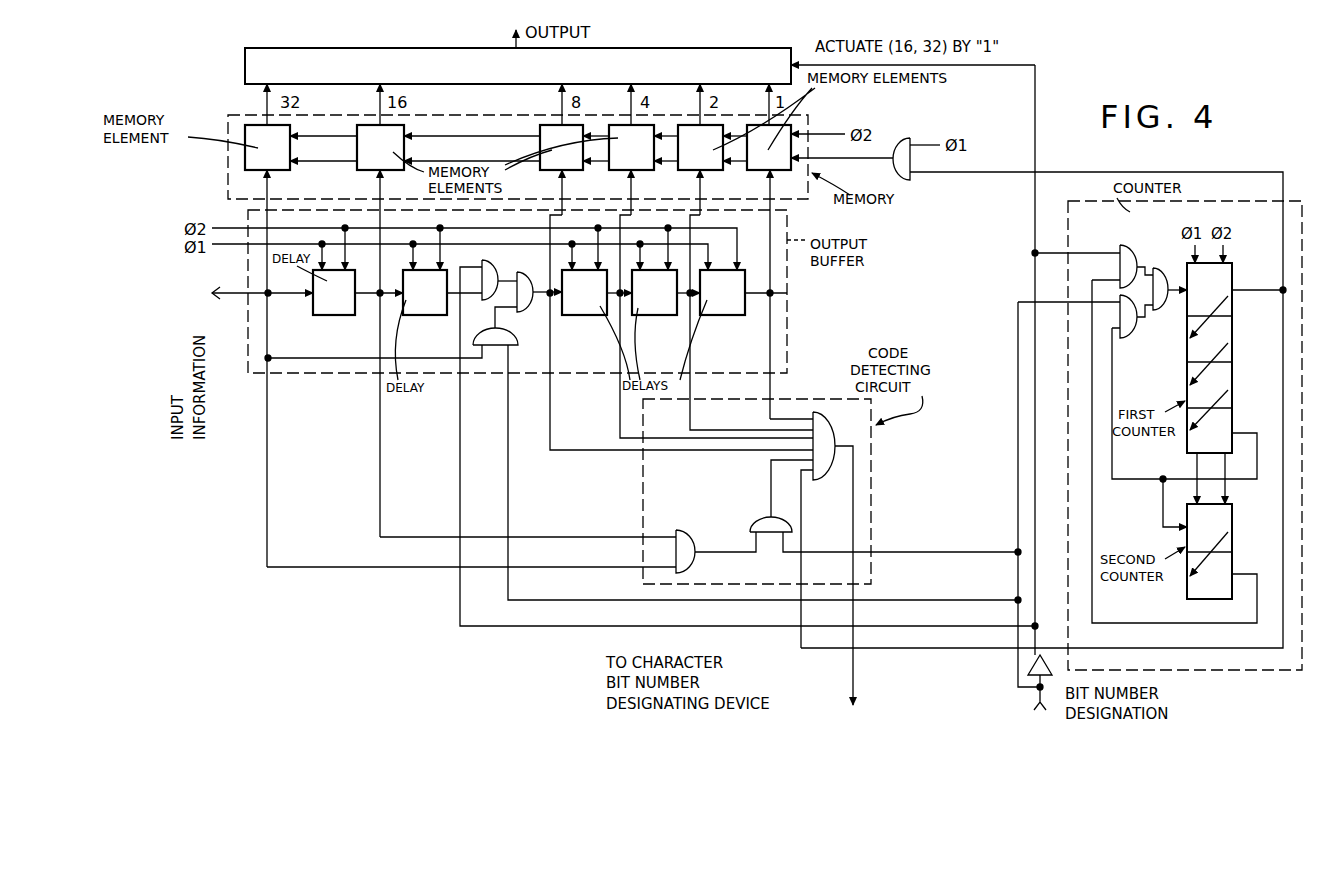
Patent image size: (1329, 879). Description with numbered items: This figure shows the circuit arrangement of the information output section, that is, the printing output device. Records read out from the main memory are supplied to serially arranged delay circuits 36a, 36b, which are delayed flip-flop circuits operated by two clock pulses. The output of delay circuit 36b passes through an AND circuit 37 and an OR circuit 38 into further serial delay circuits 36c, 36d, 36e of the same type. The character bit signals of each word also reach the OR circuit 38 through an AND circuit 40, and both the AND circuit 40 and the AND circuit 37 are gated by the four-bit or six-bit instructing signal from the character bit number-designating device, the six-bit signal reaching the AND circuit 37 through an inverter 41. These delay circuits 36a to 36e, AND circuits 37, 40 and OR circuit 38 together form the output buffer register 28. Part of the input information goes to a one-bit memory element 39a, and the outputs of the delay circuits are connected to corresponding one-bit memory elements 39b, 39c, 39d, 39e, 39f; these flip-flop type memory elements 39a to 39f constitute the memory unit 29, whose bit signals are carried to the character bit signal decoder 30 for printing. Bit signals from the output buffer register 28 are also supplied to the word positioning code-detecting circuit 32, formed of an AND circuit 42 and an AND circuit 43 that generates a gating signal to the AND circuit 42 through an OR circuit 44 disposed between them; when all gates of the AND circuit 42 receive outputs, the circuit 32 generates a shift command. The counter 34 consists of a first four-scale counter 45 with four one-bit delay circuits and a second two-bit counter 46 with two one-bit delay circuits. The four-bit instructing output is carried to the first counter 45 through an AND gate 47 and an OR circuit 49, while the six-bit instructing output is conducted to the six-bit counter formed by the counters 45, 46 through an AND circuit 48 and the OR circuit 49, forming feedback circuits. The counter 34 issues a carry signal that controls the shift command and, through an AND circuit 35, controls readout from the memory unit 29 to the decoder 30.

The character bit signal decoder 30 is at (301, 49).
The memory unit 29 is at (810, 113).
The one-bit memory element 39a is at (286, 173).
The one-bit memory element 39b is at (396, 173).
The one-bit memory element 39c is at (578, 173).
The one-bit memory element 39d is at (647, 173).
The one-bit memory element 39e is at (716, 173).
The one-bit memory element 39f is at (784, 173).
The AND circuit 35 is at (903, 141).
The output buffer register 28 is at (787, 316).
The delay circuit 36a is at (332, 318).
The delay circuit 36b is at (422, 318).
The delay circuit 36c is at (582, 318).
The delay circuit 36d is at (652, 318).
The delay circuit 36e is at (722, 318).
The AND circuit 37 is at (498, 278).
The OR circuit 38 is at (531, 308).
The AND circuit 40 is at (510, 341).
The word positioning code-detecting circuit 32 is at (871, 494).
The AND circuit 42 is at (828, 437).
The AND circuit 43 is at (690, 541).
The OR circuit 44 is at (761, 518).
The counter 34 is at (1298, 279).
The first four-scale counter 45 is at (1232, 366).
The second two-bit counter 46 is at (1232, 548).
The AND gate 47 is at (1130, 341).
The AND circuit 48 is at (1135, 256).
The OR circuit 49 is at (1162, 311).
The inverter 41 is at (1046, 661).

• • • • • • •

= Work instructions =
Gather every line in the listing above that contains the word "Part", copying each such line in full.

= The answer =
Patent image size: (1329, 879). Description with numbered items: This figure shows the circuit arrangement of the information output section, that is, the printing output device. Records read out from the main memory are supplied to serially arranged delay circuits 36a, 36b, which are delayed flip-flop circuits operated by two clock pulses. The output of delay circuit 36b passes through an AND circuit 37 and an OR circuit 38 into further serial delay circuits 36c, 36d, 36e of the same type. The character bit signals of each word also reach the OR circuit 38 through an AND circuit 40, and both the AND circuit 40 and the AND circuit 37 are gated by the four-bit or six-bit instructing signal from the character bit number-designating device, the six-bit signal reaching the AND circuit 37 through an inverter 41. These delay circuits 36a to 36e, AND circuits 37, 40 and OR circuit 38 together form the output buffer register 28. Part of the input information goes to a one-bit memory element 39a, and the outputs of the delay circuits are connected to corresponding one-bit memory elements 39b, 39c, 39d, 39e, 39f; these flip-flop type memory elements 39a to 39f constitute the memory unit 29, whose bit signals are carried to the character bit signal decoder 30 for printing. Bit signals from the output buffer register 28 are also supplied to the word positioning code-detecting circuit 32, formed of an AND circuit 42 and an AND circuit 43 that generates a gating signal to the AND circuit 42 through an OR circuit 44 disposed between them; when all gates of the AND circuit 42 receive outputs, the circuit 32 generates a shift command. The counter 34 consists of a first four-scale counter 45 with four one-bit delay circuits and a second two-bit counter 46 with two one-bit delay circuits. The four-bit instructing output is carried to the first counter 45 through an AND gate 47 and an OR circuit 49, while the six-bit instructing output is conducted to the six-bit counter formed by the counters 45, 46 through an AND circuit 48 and the OR circuit 49, forming feedback circuits. The counter 34 issues a carry signal that controls the shift command and, through an AND circuit 35, controls readout from the memory unit 29 to the decoder 30.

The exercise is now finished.